AIM: Copy every line from the material below that holds "also".

[Collected data]
___
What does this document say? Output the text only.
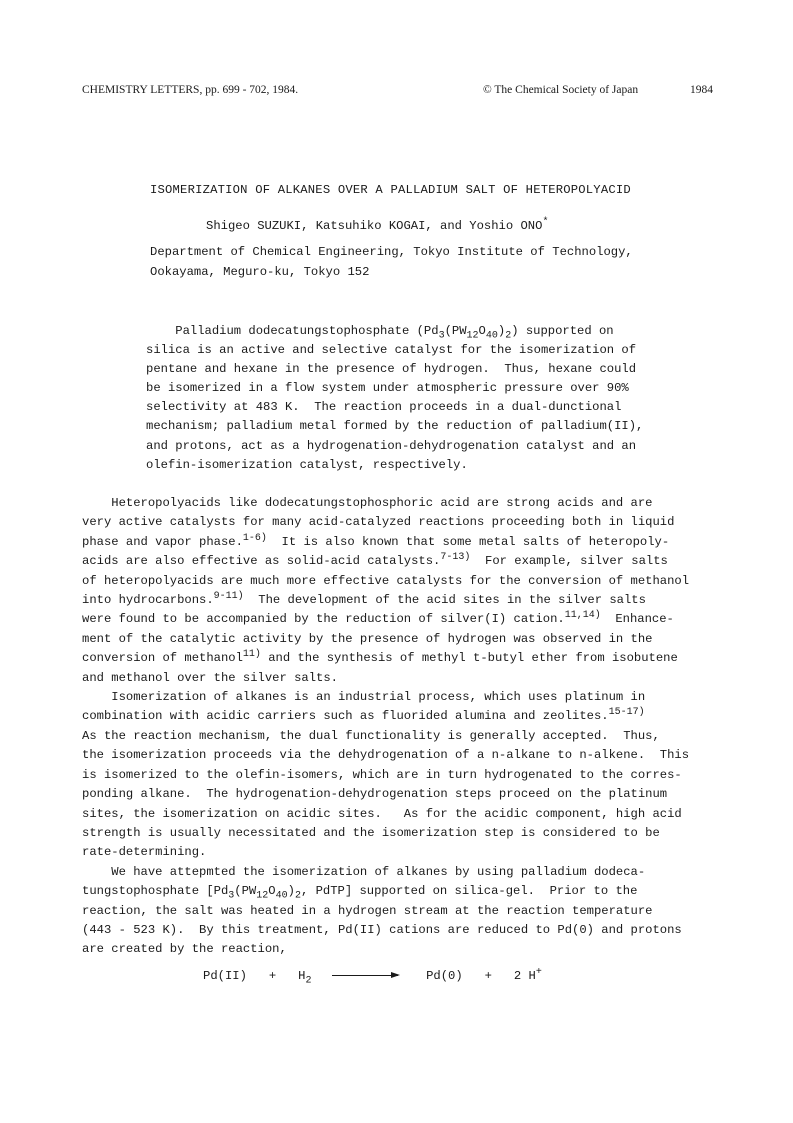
CHEMISTRY LETTERS, pp. 699 - 702, 1984.	© The Chemical Society of Japan	1984
ISOMERIZATION OF ALKANES OVER A PALLADIUM SALT OF HETEROPOLYACID
Shigeo SUZUKI, Katsuhiko KOGAI, and Yoshio ONO*
Department of Chemical Engineering, Tokyo Institute of Technology,
Ookayama, Meguro-ku, Tokyo 152
Palladium dodecatungstophosphate $(Pd_3(PW_{12}O_{40})_2)$ supported on
silica is an active and selective catalyst for the isomerization of
pentane and hexane in the presence of hydrogen.  Thus, hexane could
be isomerized in a flow system under atmospheric pressure over 90%
selectivity at 483 K.  The reaction proceeds in a dual-dunctional
mechanism; palladium metal formed by the reduction of palladium(II),
and protons, act as a hydrogenation-dehydrogenation catalyst and an
olefin-isomerization catalyst, respectively.
Heteropolyacids like dodecatungstophosphoric acid are strong acids and are
very active catalysts for many acid-catalyzed reactions proceeding both in liquid
phase and vapor phase.$^{1-6)}$  It is also known that some metal salts of heteropoly-
acids are also effective as solid-acid catalysts.$^{7-13)}$  For example, silver salts
of heteropolyacids are much more effective catalysts for the conversion of methanol
into hydrocarbons.$^{9-11)}$  The development of the acid sites in the silver salts
were found to be accompanied by the reduction of silver(I) cation.$^{11,14)}$  Enhance-
ment of the catalytic activity by the presence of hydrogen was observed in the
conversion of methanol$^{11)}$ and the synthesis of methyl t-butyl ether from isobutene
and methanol over the silver salts.
Isomerization of alkanes is an industrial process, which uses platinum in
combination with acidic carriers such as fluorided alumina and zeolites.$^{15-17)}$
As the reaction mechanism, the dual functionality is generally accepted.  Thus,
the isomerization proceeds via the dehydrogenation of a n-alkane to n-alkene.  This
is isomerized to the olefin-isomers, which are in turn hydrogenated to the corres-
ponding alkane.  The hydrogenation-dehydrogenation steps proceed on the platinum
sites, the isomerization on acidic sites.   As for the acidic component, high acid
strength is usually necessitated and the isomerization step is considered to be
rate-determining.
We have attepmted the isomerization of alkanes by using palladium dodeca-
tungstophosphate [$Pd_3(PW_{12}O_{40})_2$, PdTP] supported on silica-gel.  Prior to the
reaction, the salt was heated in a hydrogen stream at the reaction temperature
(443 - 523 K).  By this treatment, Pd(II) cations are reduced to Pd(0) and protons
are created by the reaction,
$Pd(II) + H_2$	Pd(0) + 2 H+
___
EXERCISE OUTPUT:
phase and vapor phase.$^{1-6)}$  It is also known that some metal salts of heteropoly-
acids are also effective as solid-acid catalysts.$^{7-13)}$  For example, silver salts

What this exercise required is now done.